[start of DATASET CONTENT]
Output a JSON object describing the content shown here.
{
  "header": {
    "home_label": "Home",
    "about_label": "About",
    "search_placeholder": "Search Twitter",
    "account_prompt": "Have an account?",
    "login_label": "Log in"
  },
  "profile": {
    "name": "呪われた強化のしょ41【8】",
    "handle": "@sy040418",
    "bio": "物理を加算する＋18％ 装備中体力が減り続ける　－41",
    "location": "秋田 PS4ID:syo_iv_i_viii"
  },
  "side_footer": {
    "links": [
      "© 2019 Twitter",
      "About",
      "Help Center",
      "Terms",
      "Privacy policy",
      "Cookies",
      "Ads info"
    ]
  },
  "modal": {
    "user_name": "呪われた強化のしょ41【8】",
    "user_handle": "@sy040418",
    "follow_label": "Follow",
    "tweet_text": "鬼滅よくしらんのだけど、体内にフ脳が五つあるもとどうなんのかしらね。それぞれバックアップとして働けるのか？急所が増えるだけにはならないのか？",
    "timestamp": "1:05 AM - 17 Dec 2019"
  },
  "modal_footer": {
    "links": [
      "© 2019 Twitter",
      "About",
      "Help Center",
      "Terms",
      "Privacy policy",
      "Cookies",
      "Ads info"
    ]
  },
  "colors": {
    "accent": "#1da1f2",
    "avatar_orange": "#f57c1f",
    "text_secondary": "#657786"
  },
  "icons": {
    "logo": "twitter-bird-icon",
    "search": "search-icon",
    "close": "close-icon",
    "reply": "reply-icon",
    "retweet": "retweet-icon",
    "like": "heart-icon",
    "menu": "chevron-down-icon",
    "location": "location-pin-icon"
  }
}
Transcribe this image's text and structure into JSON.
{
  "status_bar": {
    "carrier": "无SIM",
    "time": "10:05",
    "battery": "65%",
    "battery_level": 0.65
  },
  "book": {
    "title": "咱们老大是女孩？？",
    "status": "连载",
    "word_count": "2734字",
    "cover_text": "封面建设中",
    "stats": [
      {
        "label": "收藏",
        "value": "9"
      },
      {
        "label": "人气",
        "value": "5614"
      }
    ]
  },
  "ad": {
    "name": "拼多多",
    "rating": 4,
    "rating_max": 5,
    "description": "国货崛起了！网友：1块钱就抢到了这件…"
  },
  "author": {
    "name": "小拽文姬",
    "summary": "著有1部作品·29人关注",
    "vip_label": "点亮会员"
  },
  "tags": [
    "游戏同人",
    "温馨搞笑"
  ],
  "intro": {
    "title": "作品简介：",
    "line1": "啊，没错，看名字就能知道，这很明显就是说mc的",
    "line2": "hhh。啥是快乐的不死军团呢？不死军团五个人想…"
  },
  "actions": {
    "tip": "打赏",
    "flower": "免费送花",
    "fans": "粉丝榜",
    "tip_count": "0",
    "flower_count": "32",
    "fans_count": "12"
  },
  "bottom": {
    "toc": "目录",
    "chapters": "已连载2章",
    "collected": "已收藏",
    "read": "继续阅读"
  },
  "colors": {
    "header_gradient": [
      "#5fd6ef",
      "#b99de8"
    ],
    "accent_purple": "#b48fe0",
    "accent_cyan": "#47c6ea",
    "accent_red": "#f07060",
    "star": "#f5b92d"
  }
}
[end of DATASET CONTENT]
## REQUIREMENT
Copy every record above exactly as it appears.

## ANSWER FOR THIS EXERCISE
Output a JSON object describing the content shown here.
{
  "header": {
    "home_label": "Home",
    "about_label": "About",
    "search_placeholder": "Search Twitter",
    "account_prompt": "Have an account?",
    "login_label": "Log in"
  },
  "profile": {
    "name": "呪われた強化のしょ41【8】",
    "handle": "@sy040418",
    "bio": "物理を加算する＋18％ 装備中体力が減り続ける　－41",
    "location": "秋田 PS4ID:syo_iv_i_viii"
  },
  "side_footer": {
    "links": [
      "© 2019 Twitter",
      "About",
      "Help Center",
      "Terms",
      "Privacy policy",
      "Cookies",
      "Ads info"
    ]
  },
  "modal": {
    "user_name": "呪われた強化のしょ41【8】",
    "user_handle": "@sy040418",
    "follow_label": "Follow",
    "tweet_text": "鬼滅よくしらんのだけど、体内にフ脳が五つあるもとどうなんのかしらね。それぞれバックアップとして働けるのか？急所が増えるだけにはならないのか？",
    "timestamp": "1:05 AM - 17 Dec 2019"
  },
  "modal_footer": {
    "links": [
      "© 2019 Twitter",
      "About",
      "Help Center",
      "Terms",
      "Privacy policy",
      "Cookies",
      "Ads info"
    ]
  },
  "colors": {
    "accent": "#1da1f2",
    "avatar_orange": "#f57c1f",
    "text_secondary": "#657786"
  },
  "icons": {
    "logo": "twitter-bird-icon",
    "search": "search-icon",
    "close": "close-icon",
    "reply": "reply-icon",
    "retweet": "retweet-icon",
    "like": "heart-icon",
    "menu": "chevron-down-icon",
    "location": "location-pin-icon"
  }
}
Transcribe this image's text and structure into JSON.
{
  "status_bar": {
    "carrier": "无SIM",
    "time": "10:05",
    "battery": "65%",
    "battery_level": 0.65
  },
  "book": {
    "title": "咱们老大是女孩？？",
    "status": "连载",
    "word_count": "2734字",
    "cover_text": "封面建设中",
    "stats": [
      {
        "label": "收藏",
        "value": "9"
      },
      {
        "label": "人气",
        "value": "5614"
      }
    ]
  },
  "ad": {
    "name": "拼多多",
    "rating": 4,
    "rating_max": 5,
    "description": "国货崛起了！网友：1块钱就抢到了这件…"
  },
  "author": {
    "name": "小拽文姬",
    "summary": "著有1部作品·29人关注",
    "vip_label": "点亮会员"
  },
  "tags": [
    "游戏同人",
    "温馨搞笑"
  ],
  "intro": {
    "title": "作品简介：",
    "line1": "啊，没错，看名字就能知道，这很明显就是说mc的",
    "line2": "hhh。啥是快乐的不死军团呢？不死军团五个人想…"
  },
  "actions": {
    "tip": "打赏",
    "flower": "免费送花",
    "fans": "粉丝榜",
    "tip_count": "0",
    "flower_count": "32",
    "fans_count": "12"
  },
  "bottom": {
    "toc": "目录",
    "chapters": "已连载2章",
    "collected": "已收藏",
    "read": "继续阅读"
  },
  "colors": {
    "header_gradient": [
      "#5fd6ef",
      "#b99de8"
    ],
    "accent_purple": "#b48fe0",
    "accent_cyan": "#47c6ea",
    "accent_red": "#f07060",
    "star": "#f5b92d"
  }
}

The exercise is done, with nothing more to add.